* Begin Information supplied *

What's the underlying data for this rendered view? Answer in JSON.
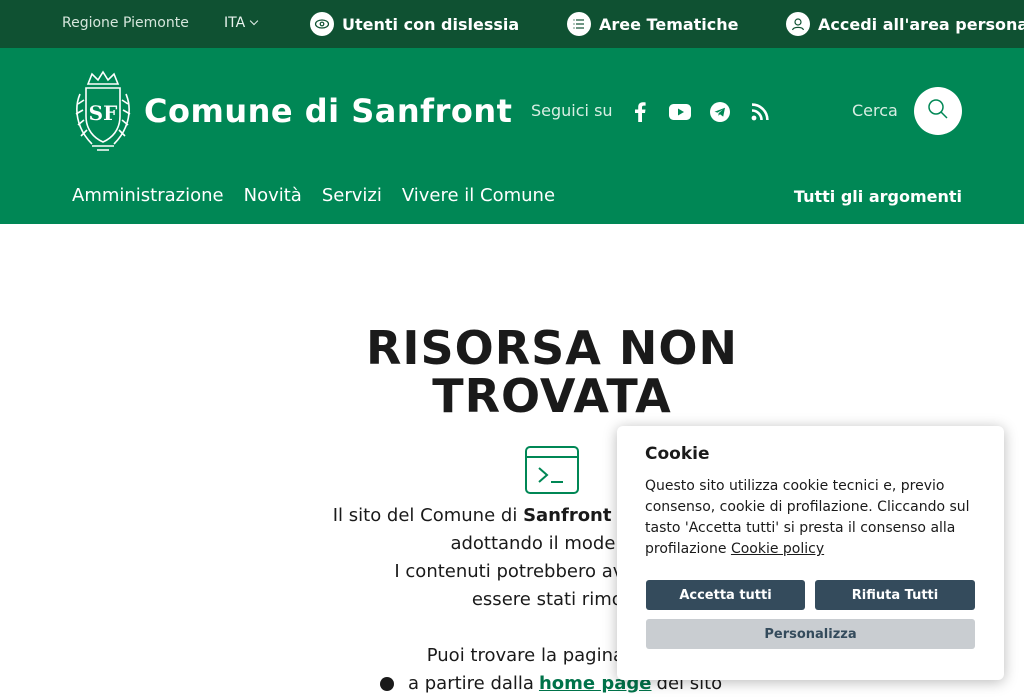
{
  "topbar": {
    "region": "Regione Piemonte",
    "language": "ITA",
    "links": {
      "dyslexia": "Utenti con dislessia",
      "areas": "Aree Tematiche",
      "login": "Accedi all'area personale"
    }
  },
  "header": {
    "site_title": "Comune di Sanfront",
    "logo_letters": "SF",
    "follow_label": "Seguici su",
    "search_label": "Cerca",
    "nav": [
      "Amministrazione",
      "Novità",
      "Servizi",
      "Vivere il Comune"
    ],
    "all_topics": "Tutti gli argomenti"
  },
  "error": {
    "title": "RISORSA NON TROVATA",
    "p1_before": "Il sito del Comune di",
    "p1_bold": "Sanfront",
    "p1_after": "è stato rinnovato adottando il modello p",
    "p1_line2": "I contenuti potrebbero avere un nu",
    "p1_line3": "essere stati rimos",
    "p2": "Puoi trovare la pagina che s",
    "bullet_before": "a partire dalla",
    "bullet_link": "home page",
    "bullet_after": "del sito"
  },
  "cookie": {
    "title": "Cookie",
    "text": "Questo sito utilizza cookie tecnici e, previo consenso, cookie di profilazione. Cliccando sul tasto 'Accetta tutti' si presta il consenso alla profilazione",
    "policy_link": "Cookie policy",
    "accept_all": "Accetta tutti",
    "reject_all": "Rifiuta Tutti",
    "customize": "Personalizza"
  },
  "colors": {
    "topbar_bg": "#0f5132",
    "header_bg": "#008755",
    "link_green": "#00734a",
    "button_dark": "#344b5c",
    "button_light": "#c9cdd1"
  }
}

* End Information supplied *

- **Brief**:
Search the data above for the string "Comune" and copy each line that has it.

- **Response for this exercise**:
    "site_title": "Comune di Sanfront",
      "Vivere il Comune"
    "p1_before": "Il sito del Comune di",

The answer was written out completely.